### WRITTEN EXERCISE
Retype the complete listing exactly as it appears.

Start of DATA FOR PROCESSING

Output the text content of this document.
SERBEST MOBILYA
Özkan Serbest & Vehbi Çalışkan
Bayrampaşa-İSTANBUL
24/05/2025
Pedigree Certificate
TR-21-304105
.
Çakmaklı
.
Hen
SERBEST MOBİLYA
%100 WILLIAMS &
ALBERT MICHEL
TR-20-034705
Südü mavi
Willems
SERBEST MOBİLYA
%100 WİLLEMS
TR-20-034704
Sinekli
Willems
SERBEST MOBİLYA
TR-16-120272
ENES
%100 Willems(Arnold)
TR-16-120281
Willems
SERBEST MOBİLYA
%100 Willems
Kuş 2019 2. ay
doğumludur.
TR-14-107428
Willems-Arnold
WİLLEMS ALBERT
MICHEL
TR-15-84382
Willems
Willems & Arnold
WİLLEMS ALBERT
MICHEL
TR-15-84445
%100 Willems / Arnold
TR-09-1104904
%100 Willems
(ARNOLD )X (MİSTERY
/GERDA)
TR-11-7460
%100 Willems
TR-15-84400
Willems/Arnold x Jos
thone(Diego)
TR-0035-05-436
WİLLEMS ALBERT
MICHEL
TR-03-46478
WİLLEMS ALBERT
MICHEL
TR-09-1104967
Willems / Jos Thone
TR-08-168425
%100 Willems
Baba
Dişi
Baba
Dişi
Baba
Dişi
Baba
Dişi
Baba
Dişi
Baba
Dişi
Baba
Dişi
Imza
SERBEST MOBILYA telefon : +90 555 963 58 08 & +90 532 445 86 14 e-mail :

End of DATA FOR PROCESSING

### WRITTEN ANSWER
Output the text content of this document.
SERBEST MOBILYA
Özkan Serbest & Vehbi Çalışkan
Bayrampaşa-İSTANBUL
24/05/2025
Pedigree Certificate
TR-21-304105
.
Çakmaklı
.
Hen
SERBEST MOBİLYA
%100 WILLIAMS &
ALBERT MICHEL
TR-20-034705
Südü mavi
Willems
SERBEST MOBİLYA
%100 WİLLEMS
TR-20-034704
Sinekli
Willems
SERBEST MOBİLYA
TR-16-120272
ENES
%100 Willems(Arnold)
TR-16-120281
Willems
SERBEST MOBİLYA
%100 Willems
Kuş 2019 2. ay
doğumludur.
TR-14-107428
Willems-Arnold
WİLLEMS ALBERT
MICHEL
TR-15-84382
Willems
Willems & Arnold
WİLLEMS ALBERT
MICHEL
TR-15-84445
%100 Willems / Arnold
TR-09-1104904
%100 Willems
(ARNOLD )X (MİSTERY
/GERDA)
TR-11-7460
%100 Willems
TR-15-84400
Willems/Arnold x Jos
thone(Diego)
TR-0035-05-436
WİLLEMS ALBERT
MICHEL
TR-03-46478
WİLLEMS ALBERT
MICHEL
TR-09-1104967
Willems / Jos Thone
TR-08-168425
%100 Willems
Baba
Dişi
Baba
Dişi
Baba
Dişi
Baba
Dişi
Baba
Dişi
Baba
Dişi
Baba
Dişi
Imza
SERBEST MOBILYA telefon : +90 555 963 58 08 & +90 532 445 86 14 e-mail :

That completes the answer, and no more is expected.